What is required – Extract every record, exactly as written, and ignore the pictures.

Extracted data entries –
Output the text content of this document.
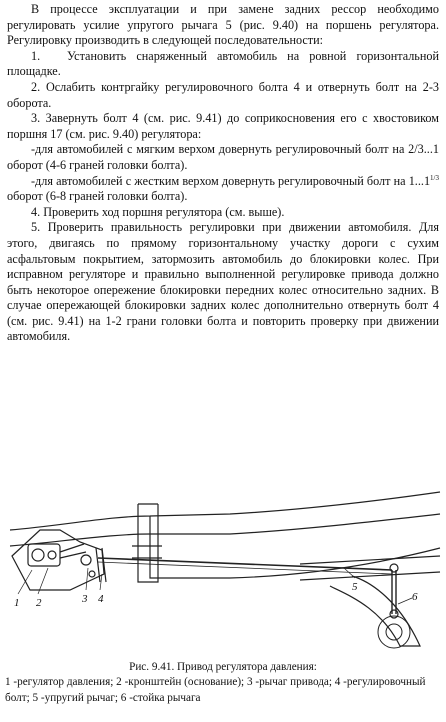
В процессе эксплуатации и при замене задних рессор необходимо регулировать усилие упругого рычага 5 (рис. 9.40) на поршень регулятора. Регулировку производить в следующей последовательности:

1. Установить снаряженный автомобиль на ровной горизонтальной площадке.

2. Ослабить контргайку регулировочного болта 4 и отвернуть болт на 2-3 оборота.

3. Завернуть болт 4 (см. рис. 9.41) до соприкосновения его с хвостовиком поршня 17 (см. рис. 9.40) регулятора:

-для автомобилей с мягким верхом довернуть регулировочный болт на 2/3...1 оборот (4-6 граней головки болта).

-для автомобилей с жестким верхом довернуть регулировочный болт на $1...1^{1/3}$ оборот (6-8 граней головки болта).

4. Проверить ход поршня регулятора (см. выше).

5. Проверить правильность регулировки при движении автомобиля. Для этого, двигаясь по прямому горизонтальному участку дороги с сухим асфальтовым покрытием, затормозить автомобиль до блокировки колес. При исправном регуляторе и правильно выполненной регулировке привода должно быть некоторое опережение блокировки передних колес относительно задних. В случае опережающей блокировки задних колес дополнительно отвернуть болт 4 (см. рис. 9.41) на 1-2 грани головки болта и повторить проверку при движении автомобиля.

1 2	3 4
5
6

Рис. 9.41. Привод регулятора давления:

1 -регулятор давления; 2 -кронштейн (основание); 3 -рычаг привода; 4 -регулировочный болт; 5 -упругий рычаг; 6 -стойка рычага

Finished exercise –
Output the text content of this document.
В процессе эксплуатации и при замене задних рессор необходимо регулировать усилие упругого рычага 5 (рис. 9.40) на поршень регулятора. Регулировку производить в следующей последовательности:

1. Установить снаряженный автомобиль на ровной горизонтальной площадке.

2. Ослабить контргайку регулировочного болта 4 и отвернуть болт на 2-3 оборота.

3. Завернуть болт 4 (см. рис. 9.41) до соприкосновения его с хвостовиком поршня 17 (см. рис. 9.40) регулятора:

-для автомобилей с мягким верхом довернуть регулировочный болт на 2/3...1 оборот (4-6 граней головки болта).

-для автомобилей с жестким верхом довернуть регулировочный болт на $1...1^{1/3}$ оборот (6-8 граней головки болта).

4. Проверить ход поршня регулятора (см. выше).

5. Проверить правильность регулировки при движении автомобиля. Для этого, двигаясь по прямому горизонтальному участку дороги с сухим асфальтовым покрытием, затормозить автомобиль до блокировки колес. При исправном регуляторе и правильно выполненной регулировке привода должно быть некоторое опережение блокировки передних колес относительно задних. В случае опережающей блокировки задних колес дополнительно отвернуть болт 4 (см. рис. 9.41) на 1-2 грани головки болта и повторить проверку при движении автомобиля.

1 2	3 4
5
6

Рис. 9.41. Привод регулятора давления:

1 -регулятор давления; 2 -кронштейн (основание); 3 -рычаг привода; 4 -регулировочный болт; 5 -упругий рычаг; 6 -стойка рычага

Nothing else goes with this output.